SUPPLIED RECORDS ::

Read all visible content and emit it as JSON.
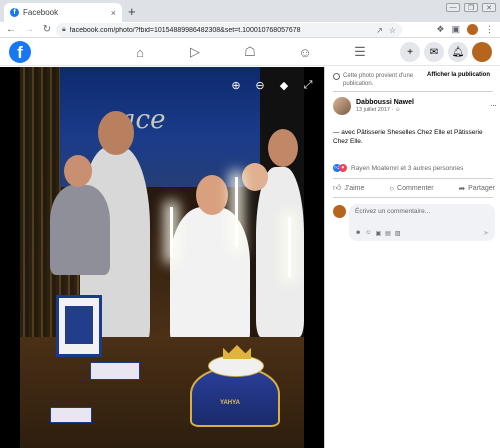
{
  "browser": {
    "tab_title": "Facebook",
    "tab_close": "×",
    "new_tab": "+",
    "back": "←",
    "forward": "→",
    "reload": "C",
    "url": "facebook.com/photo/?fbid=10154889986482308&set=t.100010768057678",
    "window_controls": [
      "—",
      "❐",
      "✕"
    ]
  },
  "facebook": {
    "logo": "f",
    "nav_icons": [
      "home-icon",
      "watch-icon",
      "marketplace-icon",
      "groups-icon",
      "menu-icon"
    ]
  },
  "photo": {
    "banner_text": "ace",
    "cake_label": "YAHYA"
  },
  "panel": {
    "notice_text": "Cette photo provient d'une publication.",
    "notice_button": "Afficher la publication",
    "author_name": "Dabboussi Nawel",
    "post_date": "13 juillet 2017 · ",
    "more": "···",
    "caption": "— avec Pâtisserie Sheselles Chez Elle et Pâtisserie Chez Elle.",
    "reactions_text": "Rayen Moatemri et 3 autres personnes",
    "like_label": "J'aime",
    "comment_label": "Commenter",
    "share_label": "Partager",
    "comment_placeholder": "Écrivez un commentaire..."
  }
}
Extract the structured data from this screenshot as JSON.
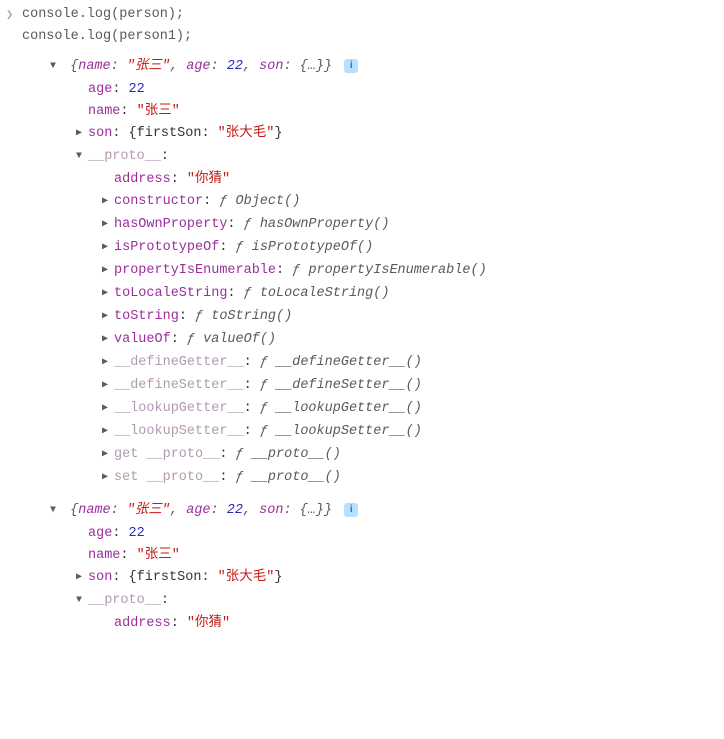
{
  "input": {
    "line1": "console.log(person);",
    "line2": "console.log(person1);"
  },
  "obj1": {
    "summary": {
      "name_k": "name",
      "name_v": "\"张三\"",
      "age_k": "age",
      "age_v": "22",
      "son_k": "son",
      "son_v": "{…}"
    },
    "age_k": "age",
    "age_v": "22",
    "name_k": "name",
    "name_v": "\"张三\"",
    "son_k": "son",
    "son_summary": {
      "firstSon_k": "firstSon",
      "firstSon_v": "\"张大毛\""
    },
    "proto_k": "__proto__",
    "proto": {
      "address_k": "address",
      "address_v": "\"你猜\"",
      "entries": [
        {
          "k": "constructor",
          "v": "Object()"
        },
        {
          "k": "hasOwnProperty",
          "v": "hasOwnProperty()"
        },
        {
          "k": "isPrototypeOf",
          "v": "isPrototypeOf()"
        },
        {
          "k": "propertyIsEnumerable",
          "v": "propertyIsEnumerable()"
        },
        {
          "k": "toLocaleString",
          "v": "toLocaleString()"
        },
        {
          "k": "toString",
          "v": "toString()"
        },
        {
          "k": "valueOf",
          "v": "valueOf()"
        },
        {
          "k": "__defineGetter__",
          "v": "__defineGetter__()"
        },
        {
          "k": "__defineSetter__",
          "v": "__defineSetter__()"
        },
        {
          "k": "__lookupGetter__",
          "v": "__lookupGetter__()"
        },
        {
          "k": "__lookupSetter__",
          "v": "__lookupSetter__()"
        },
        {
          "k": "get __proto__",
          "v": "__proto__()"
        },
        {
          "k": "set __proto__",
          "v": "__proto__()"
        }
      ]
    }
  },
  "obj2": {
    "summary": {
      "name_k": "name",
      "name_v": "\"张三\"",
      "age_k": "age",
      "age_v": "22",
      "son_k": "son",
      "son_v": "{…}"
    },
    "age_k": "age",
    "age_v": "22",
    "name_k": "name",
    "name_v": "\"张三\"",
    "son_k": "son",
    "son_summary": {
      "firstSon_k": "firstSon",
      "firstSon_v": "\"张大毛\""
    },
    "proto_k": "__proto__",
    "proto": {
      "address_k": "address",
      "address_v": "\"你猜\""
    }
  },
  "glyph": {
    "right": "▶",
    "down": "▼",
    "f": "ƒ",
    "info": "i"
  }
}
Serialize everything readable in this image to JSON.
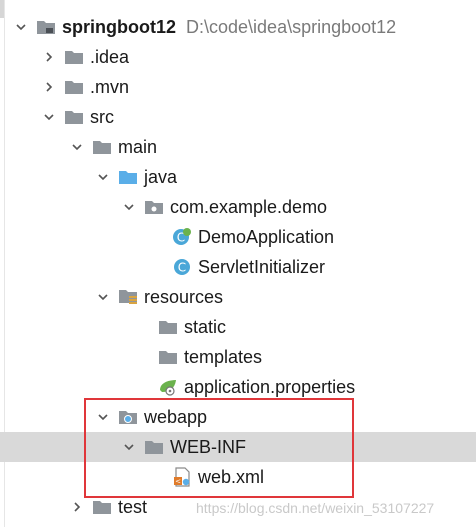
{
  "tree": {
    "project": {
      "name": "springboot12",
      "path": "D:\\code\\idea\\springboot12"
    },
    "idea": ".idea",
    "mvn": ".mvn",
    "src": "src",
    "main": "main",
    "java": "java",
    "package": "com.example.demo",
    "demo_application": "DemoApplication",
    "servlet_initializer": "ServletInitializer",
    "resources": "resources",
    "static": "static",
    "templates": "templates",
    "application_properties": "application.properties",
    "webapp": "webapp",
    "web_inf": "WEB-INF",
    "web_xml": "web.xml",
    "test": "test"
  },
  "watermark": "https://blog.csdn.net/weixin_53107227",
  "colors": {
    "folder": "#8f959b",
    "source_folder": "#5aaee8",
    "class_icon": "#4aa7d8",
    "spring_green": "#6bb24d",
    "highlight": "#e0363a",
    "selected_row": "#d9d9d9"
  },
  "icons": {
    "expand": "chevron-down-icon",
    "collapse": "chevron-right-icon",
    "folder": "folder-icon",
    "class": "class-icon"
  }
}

WHAT NEEDS TO BE DONE :: Retype, word for word, the lines from the one with "Serialize everything readable" through the last line of the entries above, and only those lines. Leave pictures out.

EXERCISE OUTPUT ::
Serialize everything readable in this image to JSON.
{
  "tree": {
    "project": {
      "name": "springboot12",
      "path": "D:\\code\\idea\\springboot12"
    },
    "idea": ".idea",
    "mvn": ".mvn",
    "src": "src",
    "main": "main",
    "java": "java",
    "package": "com.example.demo",
    "demo_application": "DemoApplication",
    "servlet_initializer": "ServletInitializer",
    "resources": "resources",
    "static": "static",
    "templates": "templates",
    "application_properties": "application.properties",
    "webapp": "webapp",
    "web_inf": "WEB-INF",
    "web_xml": "web.xml",
    "test": "test"
  },
  "watermark": "https://blog.csdn.net/weixin_53107227",
  "colors": {
    "folder": "#8f959b",
    "source_folder": "#5aaee8",
    "class_icon": "#4aa7d8",
    "spring_green": "#6bb24d",
    "highlight": "#e0363a",
    "selected_row": "#d9d9d9"
  },
  "icons": {
    "expand": "chevron-down-icon",
    "collapse": "chevron-right-icon",
    "folder": "folder-icon",
    "class": "class-icon"
  }
}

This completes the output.